TEXTO EXTRAÍDO
Natural de Ovar, Emerenciano (1946-) tem o Curso de Pintura Decorativa na Escola de Artes Decorativas Soares do Reis no Porto. Licenciou-se em Artes Plásticas-Pintura, em 1976, pela Escola Superior de Belas-Artes do Porto. A sua obra integra pintura, desenho, poesia visual, arte postal, ilustração de livros para crianças e arte pública.


As escripinturas de Emerenciano caracterizam-se pela exploração plástica da relação entre abstracção e figuração na pintura, no desenho e na escrita. A escripintura instaura uma tensão entre visível e legível, entre materialidade e representação, que ora se dissolve na abstracção pictórica, ora se apresenta como escrita pictográfica. A condição semiótica da existência humana é figurada através da combinação de um vocabulário de pictogramas e grafemas com a própria sintaxe de cores e formas da pintura abstrata. A exploração plástica do traço aproxima-o de outros autores que integraram o alfabeto e a gestualidade da escrita na pintura, como António Sena, João Vieira, João Penalva ou João Louro. A presença caligráfica da mão no desenho da letra evoca também os caligramas de Ana Hatherly. O vocabulário simbólico e pictográfico que emprega na pintura e no desenho estende-se às suas colagens de poesia visual e de arte postal.

INSTRUÇÕES DA TAREFA
Transcreva na íntegra, sem qualquer alteração, o texto extraído sobre Emerenciano.

DADOS BRUTOS

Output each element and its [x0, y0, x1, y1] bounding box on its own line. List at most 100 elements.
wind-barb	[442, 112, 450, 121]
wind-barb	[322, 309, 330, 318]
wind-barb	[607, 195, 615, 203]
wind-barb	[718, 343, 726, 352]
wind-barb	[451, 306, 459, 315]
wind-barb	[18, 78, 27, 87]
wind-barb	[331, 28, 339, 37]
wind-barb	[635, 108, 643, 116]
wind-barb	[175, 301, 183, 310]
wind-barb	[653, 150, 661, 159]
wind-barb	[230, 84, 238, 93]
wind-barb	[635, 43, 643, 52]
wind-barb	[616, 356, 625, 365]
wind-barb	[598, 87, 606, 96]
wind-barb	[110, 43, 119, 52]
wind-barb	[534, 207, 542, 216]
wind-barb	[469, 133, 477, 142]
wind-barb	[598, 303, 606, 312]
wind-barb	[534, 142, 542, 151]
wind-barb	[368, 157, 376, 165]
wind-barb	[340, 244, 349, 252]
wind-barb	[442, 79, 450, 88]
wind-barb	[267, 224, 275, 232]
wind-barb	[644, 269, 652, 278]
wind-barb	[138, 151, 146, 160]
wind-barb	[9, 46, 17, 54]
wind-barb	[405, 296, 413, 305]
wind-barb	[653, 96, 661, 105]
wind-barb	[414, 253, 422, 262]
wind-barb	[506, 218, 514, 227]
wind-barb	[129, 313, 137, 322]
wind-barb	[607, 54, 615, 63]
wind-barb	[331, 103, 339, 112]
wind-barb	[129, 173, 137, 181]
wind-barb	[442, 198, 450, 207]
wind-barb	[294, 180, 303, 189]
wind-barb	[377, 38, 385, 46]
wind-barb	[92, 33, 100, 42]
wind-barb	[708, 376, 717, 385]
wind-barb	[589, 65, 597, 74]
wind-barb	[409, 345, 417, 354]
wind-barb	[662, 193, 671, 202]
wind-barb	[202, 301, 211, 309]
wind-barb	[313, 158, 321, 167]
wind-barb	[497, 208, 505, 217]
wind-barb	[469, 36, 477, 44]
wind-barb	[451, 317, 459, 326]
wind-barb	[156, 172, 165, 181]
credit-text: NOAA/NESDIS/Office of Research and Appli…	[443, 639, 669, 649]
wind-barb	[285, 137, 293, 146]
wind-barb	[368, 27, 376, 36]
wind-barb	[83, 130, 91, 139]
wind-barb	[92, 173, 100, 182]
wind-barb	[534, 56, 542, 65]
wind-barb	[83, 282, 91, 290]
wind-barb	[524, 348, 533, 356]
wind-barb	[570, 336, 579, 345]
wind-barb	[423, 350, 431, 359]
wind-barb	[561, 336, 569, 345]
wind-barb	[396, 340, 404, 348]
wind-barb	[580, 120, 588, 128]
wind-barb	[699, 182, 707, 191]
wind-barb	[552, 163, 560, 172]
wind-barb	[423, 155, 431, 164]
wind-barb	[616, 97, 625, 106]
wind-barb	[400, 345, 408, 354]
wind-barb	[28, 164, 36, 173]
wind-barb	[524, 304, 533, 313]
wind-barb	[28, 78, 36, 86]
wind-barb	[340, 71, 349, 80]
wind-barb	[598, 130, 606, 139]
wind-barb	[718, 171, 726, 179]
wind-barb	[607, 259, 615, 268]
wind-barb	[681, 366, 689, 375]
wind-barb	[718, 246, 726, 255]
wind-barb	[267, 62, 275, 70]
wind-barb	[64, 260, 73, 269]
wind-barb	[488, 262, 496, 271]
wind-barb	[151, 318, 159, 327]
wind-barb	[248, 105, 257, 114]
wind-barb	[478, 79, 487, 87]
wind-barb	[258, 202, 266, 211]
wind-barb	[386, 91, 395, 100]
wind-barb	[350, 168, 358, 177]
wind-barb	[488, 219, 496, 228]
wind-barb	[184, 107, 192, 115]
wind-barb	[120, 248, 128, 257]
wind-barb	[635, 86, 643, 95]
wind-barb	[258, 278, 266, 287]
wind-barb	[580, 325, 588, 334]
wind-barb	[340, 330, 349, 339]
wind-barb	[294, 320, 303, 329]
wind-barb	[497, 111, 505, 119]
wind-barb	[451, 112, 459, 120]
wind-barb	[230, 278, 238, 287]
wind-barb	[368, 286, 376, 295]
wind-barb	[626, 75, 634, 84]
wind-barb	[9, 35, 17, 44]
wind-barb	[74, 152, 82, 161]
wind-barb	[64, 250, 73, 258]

RESOLUÇÃO ESCRITA
Natural de Ovar, Emerenciano (1946-) tem o Curso de Pintura Decorativa na Escola de Artes Decorativas Soares do Reis no Porto. Licenciou-se em Artes Plásticas-Pintura, em 1976, pela Escola Superior de Belas-Artes do Porto. A sua obra integra pintura, desenho, poesia visual, arte postal, ilustração de livros para crianças e arte pública.


As escripinturas de Emerenciano caracterizam-se pela exploração plástica da relação entre abstracção e figuração na pintura, no desenho e na escrita. A escripintura instaura uma tensão entre visível e legível, entre materialidade e representação, que ora se dissolve na abstracção pictórica, ora se apresenta como escrita pictográfica. A condição semiótica da existência humana é figurada através da combinação de um vocabulário de pictogramas e grafemas com a própria sintaxe de cores e formas da pintura abstrata. A exploração plástica do traço aproxima-o de outros autores que integraram o alfabeto e a gestualidade da escrita na pintura, como António Sena, João Vieira, João Penalva ou João Louro. A presença caligráfica da mão no desenho da letra evoca também os caligramas de Ana Hatherly. O vocabulário simbólico e pictográfico que emprega na pintura e no desenho estende-se às suas colagens de poesia visual e de arte postal.